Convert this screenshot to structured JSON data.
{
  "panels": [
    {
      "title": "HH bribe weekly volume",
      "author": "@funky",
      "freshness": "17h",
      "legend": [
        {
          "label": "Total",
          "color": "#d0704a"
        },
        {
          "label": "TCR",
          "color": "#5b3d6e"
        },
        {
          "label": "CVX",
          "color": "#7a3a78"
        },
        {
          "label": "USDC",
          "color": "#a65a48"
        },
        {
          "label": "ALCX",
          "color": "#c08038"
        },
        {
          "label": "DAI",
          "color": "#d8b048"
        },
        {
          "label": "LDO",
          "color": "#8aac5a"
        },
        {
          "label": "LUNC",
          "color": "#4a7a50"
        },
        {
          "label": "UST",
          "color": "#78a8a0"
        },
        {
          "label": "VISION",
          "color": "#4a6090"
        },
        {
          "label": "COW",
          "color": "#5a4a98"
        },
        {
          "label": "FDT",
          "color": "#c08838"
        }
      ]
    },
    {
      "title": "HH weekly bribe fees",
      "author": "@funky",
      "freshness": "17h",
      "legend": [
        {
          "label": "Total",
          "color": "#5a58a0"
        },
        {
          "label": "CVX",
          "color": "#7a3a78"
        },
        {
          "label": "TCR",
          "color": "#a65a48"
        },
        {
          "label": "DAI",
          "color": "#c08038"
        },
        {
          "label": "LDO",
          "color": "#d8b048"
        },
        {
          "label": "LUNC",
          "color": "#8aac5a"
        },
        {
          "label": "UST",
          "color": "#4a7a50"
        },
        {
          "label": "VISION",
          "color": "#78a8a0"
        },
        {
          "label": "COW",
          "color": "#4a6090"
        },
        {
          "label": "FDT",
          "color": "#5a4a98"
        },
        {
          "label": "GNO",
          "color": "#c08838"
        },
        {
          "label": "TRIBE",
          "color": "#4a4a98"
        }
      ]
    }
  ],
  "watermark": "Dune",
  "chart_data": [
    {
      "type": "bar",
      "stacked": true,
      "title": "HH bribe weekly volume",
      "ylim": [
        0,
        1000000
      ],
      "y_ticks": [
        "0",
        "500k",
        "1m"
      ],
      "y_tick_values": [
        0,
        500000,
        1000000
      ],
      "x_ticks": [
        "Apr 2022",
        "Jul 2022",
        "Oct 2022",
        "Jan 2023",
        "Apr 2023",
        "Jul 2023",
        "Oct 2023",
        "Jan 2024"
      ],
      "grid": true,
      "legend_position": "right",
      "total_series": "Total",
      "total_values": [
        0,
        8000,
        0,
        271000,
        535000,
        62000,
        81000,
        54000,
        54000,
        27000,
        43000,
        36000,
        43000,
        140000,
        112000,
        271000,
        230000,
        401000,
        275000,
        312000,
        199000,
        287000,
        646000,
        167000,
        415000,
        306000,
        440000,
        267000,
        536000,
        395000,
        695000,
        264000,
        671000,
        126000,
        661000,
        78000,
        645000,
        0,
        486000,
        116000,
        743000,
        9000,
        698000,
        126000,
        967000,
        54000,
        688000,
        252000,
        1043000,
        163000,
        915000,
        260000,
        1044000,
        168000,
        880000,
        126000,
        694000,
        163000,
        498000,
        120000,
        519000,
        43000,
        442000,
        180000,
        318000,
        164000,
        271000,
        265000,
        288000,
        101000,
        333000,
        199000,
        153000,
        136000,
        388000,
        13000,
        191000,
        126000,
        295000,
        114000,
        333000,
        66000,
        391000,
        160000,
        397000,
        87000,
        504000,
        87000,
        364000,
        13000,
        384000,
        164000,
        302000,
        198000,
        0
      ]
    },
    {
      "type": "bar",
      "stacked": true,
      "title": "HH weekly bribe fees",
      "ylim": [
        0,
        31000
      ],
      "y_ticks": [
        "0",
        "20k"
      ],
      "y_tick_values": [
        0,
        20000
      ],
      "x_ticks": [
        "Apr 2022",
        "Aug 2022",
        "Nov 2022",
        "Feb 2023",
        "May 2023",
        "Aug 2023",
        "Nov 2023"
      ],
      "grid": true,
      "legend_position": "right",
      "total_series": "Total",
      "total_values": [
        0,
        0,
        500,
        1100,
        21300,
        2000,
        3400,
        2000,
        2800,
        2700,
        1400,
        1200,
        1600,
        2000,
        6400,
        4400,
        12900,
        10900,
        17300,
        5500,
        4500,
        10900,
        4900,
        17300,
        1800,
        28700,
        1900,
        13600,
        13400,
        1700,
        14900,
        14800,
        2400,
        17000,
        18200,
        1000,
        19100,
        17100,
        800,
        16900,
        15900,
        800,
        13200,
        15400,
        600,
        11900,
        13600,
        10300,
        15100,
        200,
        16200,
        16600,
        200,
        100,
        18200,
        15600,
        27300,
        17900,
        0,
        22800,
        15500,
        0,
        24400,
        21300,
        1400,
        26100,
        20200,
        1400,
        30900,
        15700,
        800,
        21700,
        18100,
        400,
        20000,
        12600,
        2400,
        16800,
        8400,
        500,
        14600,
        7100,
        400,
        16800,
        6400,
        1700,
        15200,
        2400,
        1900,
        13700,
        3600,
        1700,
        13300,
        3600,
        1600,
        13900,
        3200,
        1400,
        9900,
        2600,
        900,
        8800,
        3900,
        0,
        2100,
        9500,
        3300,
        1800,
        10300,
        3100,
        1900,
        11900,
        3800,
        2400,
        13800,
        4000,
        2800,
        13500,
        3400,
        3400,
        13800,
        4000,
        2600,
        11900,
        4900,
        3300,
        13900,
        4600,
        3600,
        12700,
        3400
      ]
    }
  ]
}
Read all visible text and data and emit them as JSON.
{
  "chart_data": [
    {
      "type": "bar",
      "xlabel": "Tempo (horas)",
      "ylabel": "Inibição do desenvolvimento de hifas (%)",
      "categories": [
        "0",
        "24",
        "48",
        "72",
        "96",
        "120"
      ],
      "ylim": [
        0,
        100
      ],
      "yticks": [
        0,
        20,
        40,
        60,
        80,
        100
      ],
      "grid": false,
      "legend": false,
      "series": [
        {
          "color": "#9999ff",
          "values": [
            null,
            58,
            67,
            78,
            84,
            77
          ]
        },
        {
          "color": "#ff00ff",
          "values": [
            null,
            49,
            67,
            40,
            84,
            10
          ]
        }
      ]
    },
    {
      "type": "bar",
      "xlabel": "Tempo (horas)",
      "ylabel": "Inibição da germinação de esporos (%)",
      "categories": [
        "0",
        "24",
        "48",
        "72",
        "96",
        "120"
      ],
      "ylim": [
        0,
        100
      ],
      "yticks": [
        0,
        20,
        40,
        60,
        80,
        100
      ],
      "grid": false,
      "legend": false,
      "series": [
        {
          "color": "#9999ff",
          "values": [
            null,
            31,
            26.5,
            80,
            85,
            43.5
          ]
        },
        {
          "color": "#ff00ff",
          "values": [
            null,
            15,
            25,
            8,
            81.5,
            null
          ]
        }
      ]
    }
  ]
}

+---+

PROMPT>
Your task is to print all of the records exactly.

EXERCISE RESULT>
Convert this screenshot to structured JSON data.
{
  "panels": [
    {
      "title": "HH bribe weekly volume",
      "author": "@funky",
      "freshness": "17h",
      "legend": [
        {
          "label": "Total",
          "color": "#d0704a"
        },
        {
          "label": "TCR",
          "color": "#5b3d6e"
        },
        {
          "label": "CVX",
          "color": "#7a3a78"
        },
        {
          "label": "USDC",
          "color": "#a65a48"
        },
        {
          "label": "ALCX",
          "color": "#c08038"
        },
        {
          "label": "DAI",
          "color": "#d8b048"
        },
        {
          "label": "LDO",
          "color": "#8aac5a"
        },
        {
          "label": "LUNC",
          "color": "#4a7a50"
        },
        {
          "label": "UST",
          "color": "#78a8a0"
        },
        {
          "label": "VISION",
          "color": "#4a6090"
        },
        {
          "label": "COW",
          "color": "#5a4a98"
        },
        {
          "label": "FDT",
          "color": "#c08838"
        }
      ]
    },
    {
      "title": "HH weekly bribe fees",
      "author": "@funky",
      "freshness": "17h",
      "legend": [
        {
          "label": "Total",
          "color": "#5a58a0"
        },
        {
          "label": "CVX",
          "color": "#7a3a78"
        },
        {
          "label": "TCR",
          "color": "#a65a48"
        },
        {
          "label": "DAI",
          "color": "#c08038"
        },
        {
          "label": "LDO",
          "color": "#d8b048"
        },
        {
          "label": "LUNC",
          "color": "#8aac5a"
        },
        {
          "label": "UST",
          "color": "#4a7a50"
        },
        {
          "label": "VISION",
          "color": "#78a8a0"
        },
        {
          "label": "COW",
          "color": "#4a6090"
        },
        {
          "label": "FDT",
          "color": "#5a4a98"
        },
        {
          "label": "GNO",
          "color": "#c08838"
        },
        {
          "label": "TRIBE",
          "color": "#4a4a98"
        }
      ]
    }
  ],
  "watermark": "Dune",
  "chart_data": [
    {
      "type": "bar",
      "stacked": true,
      "title": "HH bribe weekly volume",
      "ylim": [
        0,
        1000000
      ],
      "y_ticks": [
        "0",
        "500k",
        "1m"
      ],
      "y_tick_values": [
        0,
        500000,
        1000000
      ],
      "x_ticks": [
        "Apr 2022",
        "Jul 2022",
        "Oct 2022",
        "Jan 2023",
        "Apr 2023",
        "Jul 2023",
        "Oct 2023",
        "Jan 2024"
      ],
      "grid": true,
      "legend_position": "right",
      "total_series": "Total",
      "total_values": [
        0,
        8000,
        0,
        271000,
        535000,
        62000,
        81000,
        54000,
        54000,
        27000,
        43000,
        36000,
        43000,
        140000,
        112000,
        271000,
        230000,
        401000,
        275000,
        312000,
        199000,
        287000,
        646000,
        167000,
        415000,
        306000,
        440000,
        267000,
        536000,
        395000,
        695000,
        264000,
        671000,
        126000,
        661000,
        78000,
        645000,
        0,
        486000,
        116000,
        743000,
        9000,
        698000,
        126000,
        967000,
        54000,
        688000,
        252000,
        1043000,
        163000,
        915000,
        260000,
        1044000,
        168000,
        880000,
        126000,
        694000,
        163000,
        498000,
        120000,
        519000,
        43000,
        442000,
        180000,
        318000,
        164000,
        271000,
        265000,
        288000,
        101000,
        333000,
        199000,
        153000,
        136000,
        388000,
        13000,
        191000,
        126000,
        295000,
        114000,
        333000,
        66000,
        391000,
        160000,
        397000,
        87000,
        504000,
        87000,
        364000,
        13000,
        384000,
        164000,
        302000,
        198000,
        0
      ]
    },
    {
      "type": "bar",
      "stacked": true,
      "title": "HH weekly bribe fees",
      "ylim": [
        0,
        31000
      ],
      "y_ticks": [
        "0",
        "20k"
      ],
      "y_tick_values": [
        0,
        20000
      ],
      "x_ticks": [
        "Apr 2022",
        "Aug 2022",
        "Nov 2022",
        "Feb 2023",
        "May 2023",
        "Aug 2023",
        "Nov 2023"
      ],
      "grid": true,
      "legend_position": "right",
      "total_series": "Total",
      "total_values": [
        0,
        0,
        500,
        1100,
        21300,
        2000,
        3400,
        2000,
        2800,
        2700,
        1400,
        1200,
        1600,
        2000,
        6400,
        4400,
        12900,
        10900,
        17300,
        5500,
        4500,
        10900,
        4900,
        17300,
        1800,
        28700,
        1900,
        13600,
        13400,
        1700,
        14900,
        14800,
        2400,
        17000,
        18200,
        1000,
        19100,
        17100,
        800,
        16900,
        15900,
        800,
        13200,
        15400,
        600,
        11900,
        13600,
        10300,
        15100,
        200,
        16200,
        16600,
        200,
        100,
        18200,
        15600,
        27300,
        17900,
        0,
        22800,
        15500,
        0,
        24400,
        21300,
        1400,
        26100,
        20200,
        1400,
        30900,
        15700,
        800,
        21700,
        18100,
        400,
        20000,
        12600,
        2400,
        16800,
        8400,
        500,
        14600,
        7100,
        400,
        16800,
        6400,
        1700,
        15200,
        2400,
        1900,
        13700,
        3600,
        1700,
        13300,
        3600,
        1600,
        13900,
        3200,
        1400,
        9900,
        2600,
        900,
        8800,
        3900,
        0,
        2100,
        9500,
        3300,
        1800,
        10300,
        3100,
        1900,
        11900,
        3800,
        2400,
        13800,
        4000,
        2800,
        13500,
        3400,
        3400,
        13800,
        4000,
        2600,
        11900,
        4900,
        3300,
        13900,
        4600,
        3600,
        12700,
        3400
      ]
    }
  ]
}
Read all visible text and data and emit them as JSON.
{
  "chart_data": [
    {
      "type": "bar",
      "xlabel": "Tempo (horas)",
      "ylabel": "Inibição do desenvolvimento de hifas (%)",
      "categories": [
        "0",
        "24",
        "48",
        "72",
        "96",
        "120"
      ],
      "ylim": [
        0,
        100
      ],
      "yticks": [
        0,
        20,
        40,
        60,
        80,
        100
      ],
      "grid": false,
      "legend": false,
      "series": [
        {
          "color": "#9999ff",
          "values": [
            null,
            58,
            67,
            78,
            84,
            77
          ]
        },
        {
          "color": "#ff00ff",
          "values": [
            null,
            49,
            67,
            40,
            84,
            10
          ]
        }
      ]
    },
    {
      "type": "bar",
      "xlabel": "Tempo (horas)",
      "ylabel": "Inibição da germinação de esporos (%)",
      "categories": [
        "0",
        "24",
        "48",
        "72",
        "96",
        "120"
      ],
      "ylim": [
        0,
        100
      ],
      "yticks": [
        0,
        20,
        40,
        60,
        80,
        100
      ],
      "grid": false,
      "legend": false,
      "series": [
        {
          "color": "#9999ff",
          "values": [
            null,
            31,
            26.5,
            80,
            85,
            43.5
          ]
        },
        {
          "color": "#ff00ff",
          "values": [
            null,
            15,
            25,
            8,
            81.5,
            null
          ]
        }
      ]
    }
  ]
}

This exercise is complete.